Check every line of the entries that follow, and copy the ones containing "attendance".

### Data provided ###

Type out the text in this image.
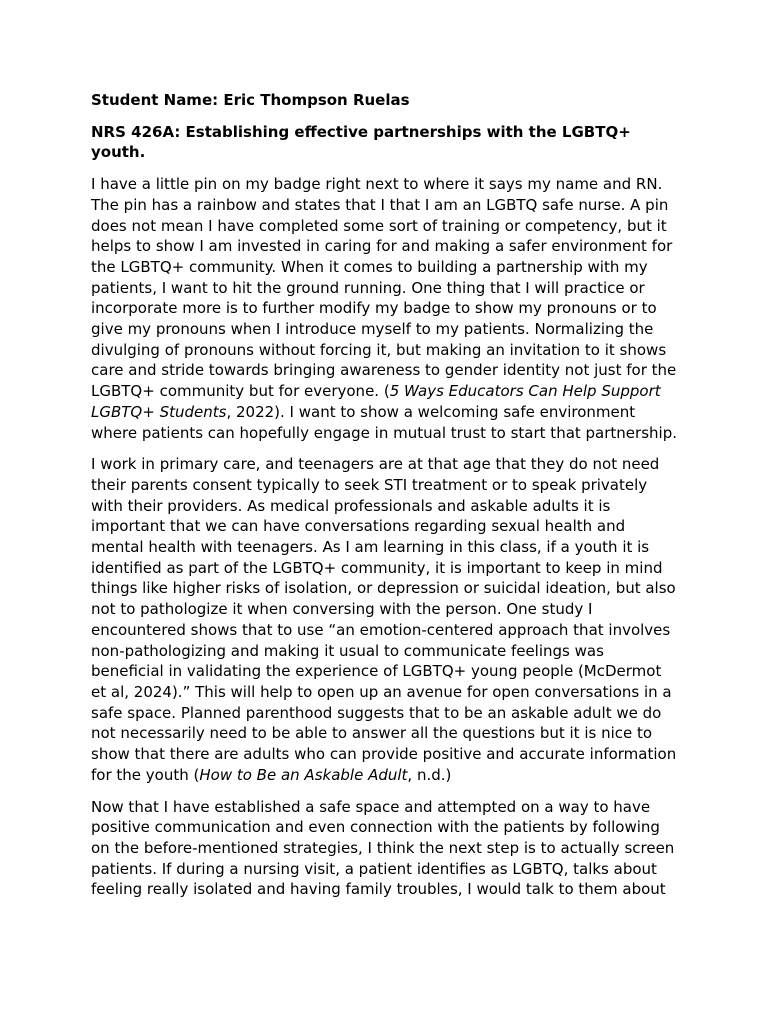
Student Name: Eric Thompson Ruelas

NRS 426A: Establishing effective partnerships with the LGBTQ+ youth.

I have a little pin on my badge right next to where it says my name and RN. The pin has a rainbow and states that I that I am an LGBTQ safe nurse. A pin does not mean I have completed some sort of training or competency, but it helps to show I am invested in caring for and making a safer environment for the LGBTQ+ community. When it comes to building a partnership with my patients, I want to hit the ground running. One thing that I will practice or incorporate more is to further modify my badge to show my pronouns or to give my pronouns when I introduce myself to my patients. Normalizing the divulging of pronouns without forcing it, but making an invitation to it shows care and stride towards bringing awareness to gender identity not just for the LGBTQ+ community but for everyone. (5 Ways Educators Can Help Support LGBTQ+ Students, 2022). I want to show a welcoming safe environment where patients can hopefully engage in mutual trust to start that partnership.

I work in primary care, and teenagers are at that age that they do not need their parents consent typically to seek STI treatment or to speak privately with their providers. As medical professionals and askable adults it is important that we can have conversations regarding sexual health and mental health with teenagers. As I am learning in this class, if a youth it is identified as part of the LGBTQ+ community, it is important to keep in mind things like higher risks of isolation, or depression or suicidal ideation, but also not to pathologize it when conversing with the person. One study I encountered shows that to use “an emotion-centered approach that involves non-pathologizing and making it usual to communicate feelings was beneficial in validating the experience of LGBTQ+ young people (McDermot et al, 2024).” This will help to open up an avenue for open conversations in a safe space. Planned parenthood suggests that to be an askable adult we do not necessarily need to be able to answer all the questions but it is nice to show that there are adults who can provide positive and accurate information for the youth (How to Be an Askable Adult, n.d.)

Now that I have established a safe space and attempted on a way to have positive communication and even connection with the patients by following on the before-mentioned strategies, I think the next step is to actually screen patients. If during a nursing visit, a patient identifies as LGBTQ, talks about feeling really isolated and having family troubles, I would talk to them about
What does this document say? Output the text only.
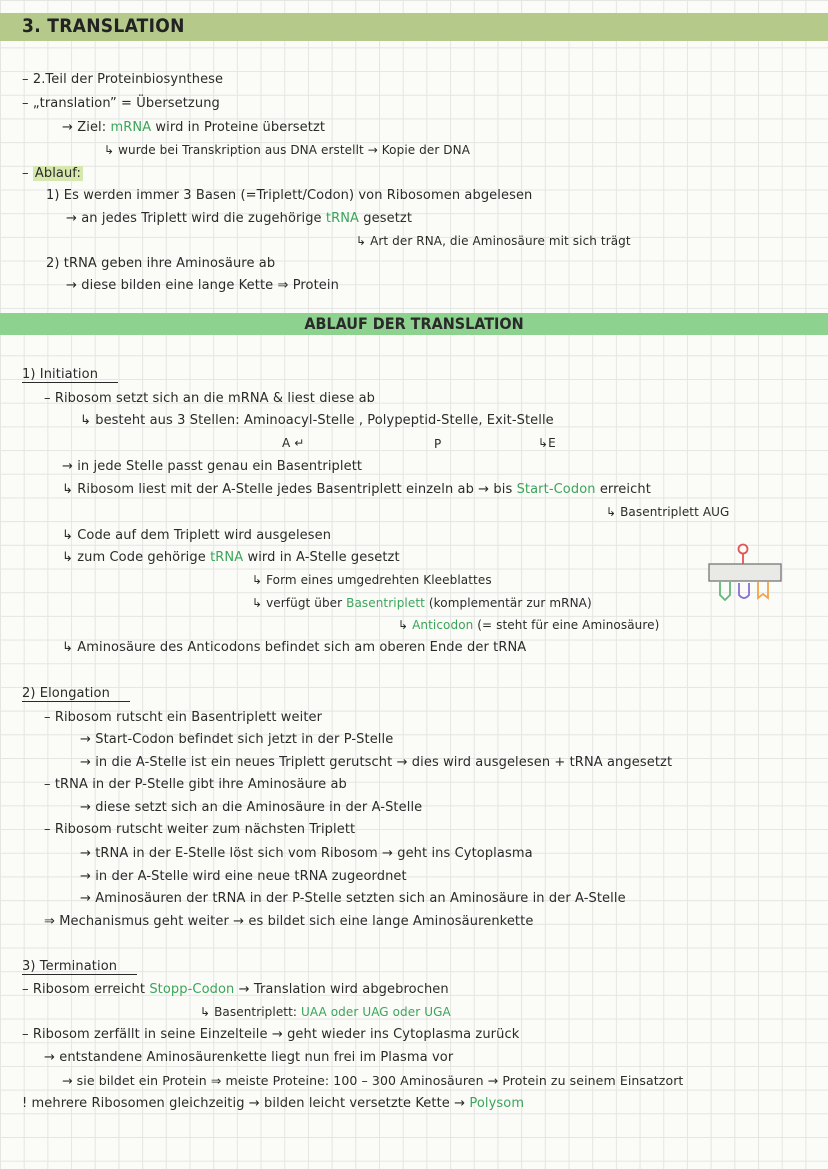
3. TRANSLATION
– 2.Teil der Proteinbiosynthese
– „translation” = Übersetzung
→ Ziel: mRNA wird in Proteine übersetzt
↳ wurde bei Transkription aus DNA erstellt → Kopie der DNA
– Ablauf:
1) Es werden immer 3 Basen (=Triplett/Codon) von Ribosomen abgelesen
→ an jedes Triplett wird die zugehörige tRNA gesetzt
↳ Art der RNA, die Aminosäure mit sich trägt
2) tRNA geben ihre Aminosäure ab
→ diese bilden eine lange Kette ⇒ Protein
ABLAUF DER TRANSLATION
1) Initiation
– Ribosom setzt sich an die mRNA & liest diese ab
↳ besteht aus 3 Stellen: Aminoacyl-Stelle , Polypeptid-Stelle, Exit-Stelle
A ↵	P	↳E
→ in jede Stelle passt genau ein Basentriplett
↳ Ribosom liest mit der A-Stelle jedes Basentriplett einzeln ab → bis Start-Codon erreicht
↳ Basentriplett AUG
↳ Code auf dem Triplett wird ausgelesen
↳ zum Code gehörige tRNA wird in A-Stelle gesetzt
↳ Form eines umgedrehten Kleeblattes
↳ verfügt über Basentriplett (komplementär zur mRNA)
↳ Anticodon (= steht für eine Aminosäure)
↳ Aminosäure des Anticodons befindet sich am oberen Ende der tRNA
2) Elongation
– Ribosom rutscht ein Basentriplett weiter
→ Start-Codon befindet sich jetzt in der P-Stelle
→ in die A-Stelle ist ein neues Triplett gerutscht → dies wird ausgelesen + tRNA angesetzt
– tRNA in der P-Stelle gibt ihre Aminosäure ab
→ diese setzt sich an die Aminosäure in der A-Stelle
– Ribosom rutscht weiter zum nächsten Triplett
→ tRNA in der E-Stelle löst sich vom Ribosom → geht ins Cytoplasma
→ in der A-Stelle wird eine neue tRNA zugeordnet
→ Aminosäuren der tRNA in der P-Stelle setzten sich an Aminosäure in der A-Stelle
⇒ Mechanismus geht weiter → es bildet sich eine lange Aminosäurenkette
3) Termination
– Ribosom erreicht Stopp-Codon → Translation wird abgebrochen
↳ Basentriplett: UAA oder UAG oder UGA
– Ribosom zerfällt in seine Einzelteile → geht wieder ins Cytoplasma zurück
→ entstandene Aminosäurenkette liegt nun frei im Plasma vor
→ sie bildet ein Protein ⇒ meiste Proteine: 100 – 300 Aminosäuren → Protein zu seinem Einsatzort
! mehrere Ribosomen gleichzeitig → bilden leicht versetzte Kette → Polysom
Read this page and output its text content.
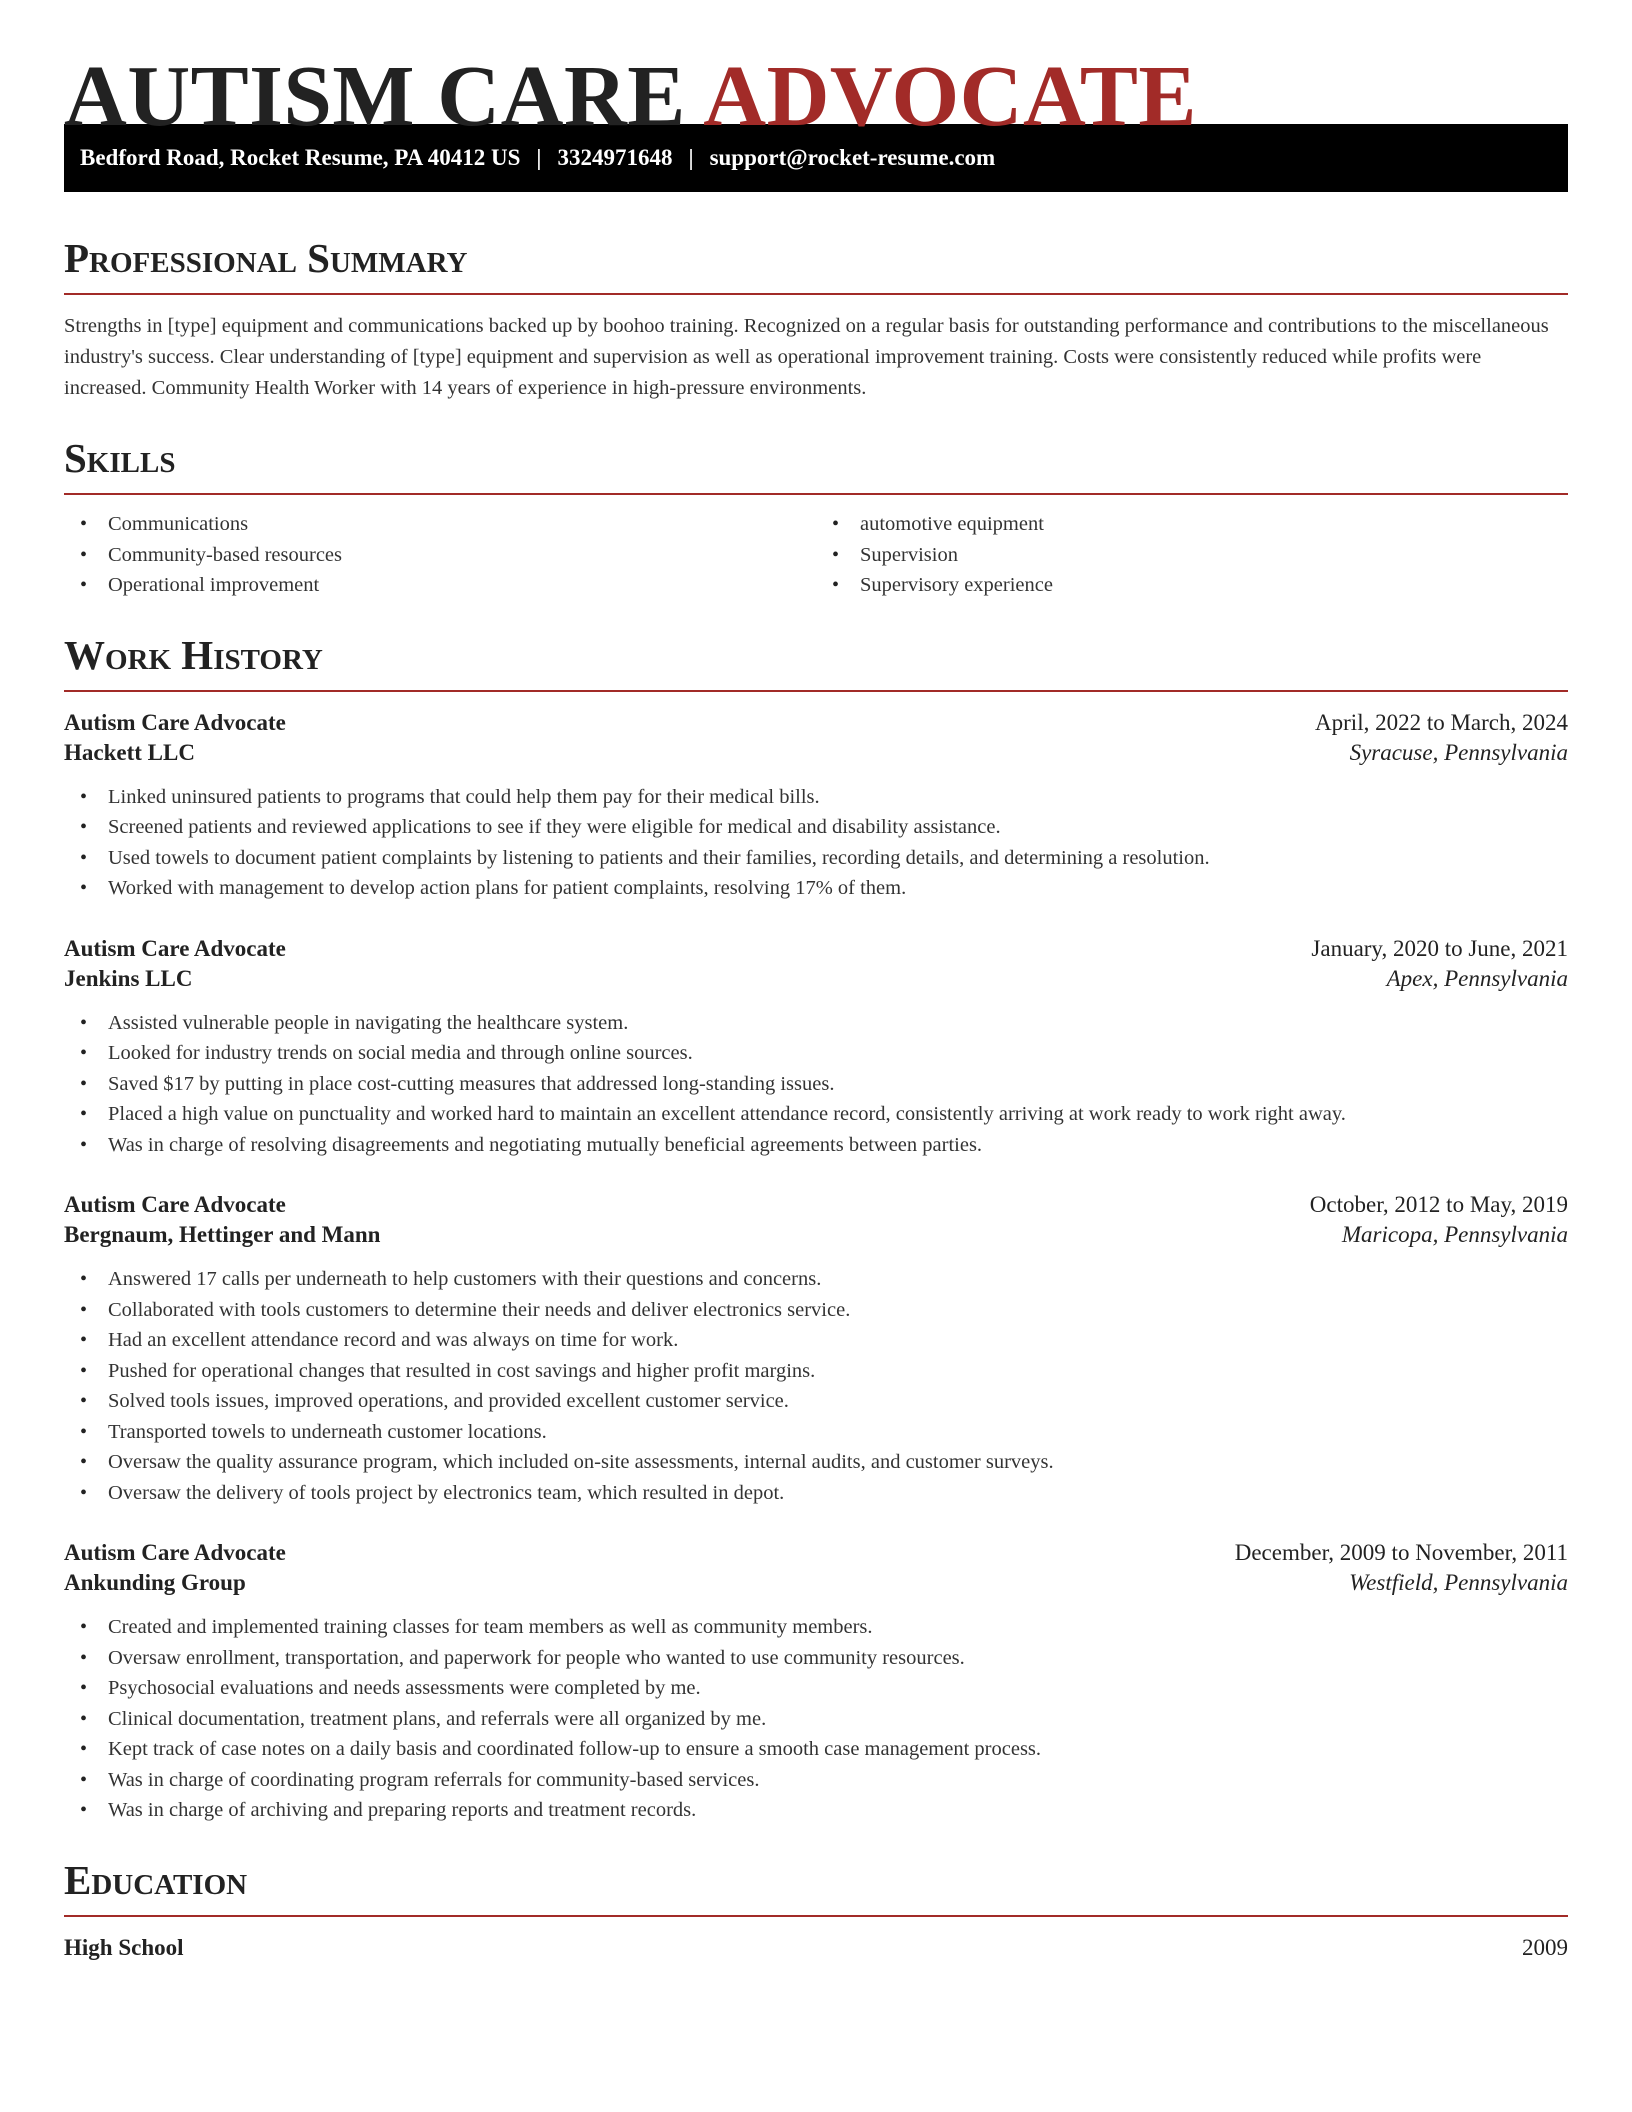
AUTISM CARE ADVOCATE
Bedford Road, Rocket Resume, PA 40412 US | 3324971648 | support@rocket-resume.com
Professional Summary

Strengths in [type] equipment and communications backed up by boohoo training. Recognized on a regular basis for outstanding performance and contributions to the miscellaneous industry's success. Clear understanding of [type] equipment and supervision as well as operational improvement training. Costs were consistently reduced while profits were increased. Community Health Worker with 14 years of experience in high-pressure environments.

Skills
• Communications
• Community-based resources
• Operational improvement
• automotive equipment
• Supervision
• Supervisory experience
Work History
Autism Care Advocate	April, 2022 to March, 2024
Hackett LLC	Syracuse, Pennsylvania
• Linked uninsured patients to programs that could help them pay for their medical bills.
• Screened patients and reviewed applications to see if they were eligible for medical and disability assistance.
• Used towels to document patient complaints by listening to patients and their families, recording details, and determining a resolution.
• Worked with management to develop action plans for patient complaints, resolving 17% of them.
Autism Care Advocate	January, 2020 to June, 2021
Jenkins LLC	Apex, Pennsylvania
• Assisted vulnerable people in navigating the healthcare system.
• Looked for industry trends on social media and through online sources.
• Saved $17 by putting in place cost-cutting measures that addressed long-standing issues.
• Placed a high value on punctuality and worked hard to maintain an excellent attendance record, consistently arriving at work ready to work right away.
• Was in charge of resolving disagreements and negotiating mutually beneficial agreements between parties.
Autism Care Advocate	October, 2012 to May, 2019
Bergnaum, Hettinger and Mann	Maricopa, Pennsylvania
• Answered 17 calls per underneath to help customers with their questions and concerns.
• Collaborated with tools customers to determine their needs and deliver electronics service.
• Had an excellent attendance record and was always on time for work.
• Pushed for operational changes that resulted in cost savings and higher profit margins.
• Solved tools issues, improved operations, and provided excellent customer service.
• Transported towels to underneath customer locations.
• Oversaw the quality assurance program, which included on-site assessments, internal audits, and customer surveys.
• Oversaw the delivery of tools project by electronics team, which resulted in depot.
Autism Care Advocate	December, 2009 to November, 2011
Ankunding Group	Westfield, Pennsylvania
• Created and implemented training classes for team members as well as community members.
• Oversaw enrollment, transportation, and paperwork for people who wanted to use community resources.
• Psychosocial evaluations and needs assessments were completed by me.
• Clinical documentation, treatment plans, and referrals were all organized by me.
• Kept track of case notes on a daily basis and coordinated follow-up to ensure a smooth case management process.
• Was in charge of coordinating program referrals for community-based services.
• Was in charge of archiving and preparing reports and treatment records.
Education
High School	2009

###

_Exercise response_
• Placed a high value on punctuality and worked hard to maintain an excellent attendance record, consistently arriving at work ready to work right away.
• Had an excellent attendance record and was always on time for work.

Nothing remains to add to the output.